Items from a data source —
+---+

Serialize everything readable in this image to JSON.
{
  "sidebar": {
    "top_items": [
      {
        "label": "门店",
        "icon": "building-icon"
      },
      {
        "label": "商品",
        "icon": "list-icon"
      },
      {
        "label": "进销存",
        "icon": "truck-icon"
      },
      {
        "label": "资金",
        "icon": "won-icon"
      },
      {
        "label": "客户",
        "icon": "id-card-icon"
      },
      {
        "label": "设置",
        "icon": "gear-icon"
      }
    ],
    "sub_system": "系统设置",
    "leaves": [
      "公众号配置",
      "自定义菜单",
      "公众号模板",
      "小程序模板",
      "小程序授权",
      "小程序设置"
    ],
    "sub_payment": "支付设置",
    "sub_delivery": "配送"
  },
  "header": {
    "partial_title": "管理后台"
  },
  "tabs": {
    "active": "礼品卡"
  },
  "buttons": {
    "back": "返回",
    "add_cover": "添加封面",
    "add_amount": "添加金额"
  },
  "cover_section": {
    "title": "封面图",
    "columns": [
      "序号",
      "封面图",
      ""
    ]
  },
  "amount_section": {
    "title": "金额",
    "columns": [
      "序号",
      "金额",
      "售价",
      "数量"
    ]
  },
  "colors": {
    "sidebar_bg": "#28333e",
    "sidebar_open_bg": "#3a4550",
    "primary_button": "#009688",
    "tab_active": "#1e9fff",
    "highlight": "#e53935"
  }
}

+---+

Required task —
Copy out the material word for word and line for line.

Written solution —
Serialize everything readable in this image to JSON.
{
  "sidebar": {
    "top_items": [
      {
        "label": "门店",
        "icon": "building-icon"
      },
      {
        "label": "商品",
        "icon": "list-icon"
      },
      {
        "label": "进销存",
        "icon": "truck-icon"
      },
      {
        "label": "资金",
        "icon": "won-icon"
      },
      {
        "label": "客户",
        "icon": "id-card-icon"
      },
      {
        "label": "设置",
        "icon": "gear-icon"
      }
    ],
    "sub_system": "系统设置",
    "leaves": [
      "公众号配置",
      "自定义菜单",
      "公众号模板",
      "小程序模板",
      "小程序授权",
      "小程序设置"
    ],
    "sub_payment": "支付设置",
    "sub_delivery": "配送"
  },
  "header": {
    "partial_title": "管理后台"
  },
  "tabs": {
    "active": "礼品卡"
  },
  "buttons": {
    "back": "返回",
    "add_cover": "添加封面",
    "add_amount": "添加金额"
  },
  "cover_section": {
    "title": "封面图",
    "columns": [
      "序号",
      "封面图",
      ""
    ]
  },
  "amount_section": {
    "title": "金额",
    "columns": [
      "序号",
      "金额",
      "售价",
      "数量"
    ]
  },
  "colors": {
    "sidebar_bg": "#28333e",
    "sidebar_open_bg": "#3a4550",
    "primary_button": "#009688",
    "tab_active": "#1e9fff",
    "highlight": "#e53935"
  }
}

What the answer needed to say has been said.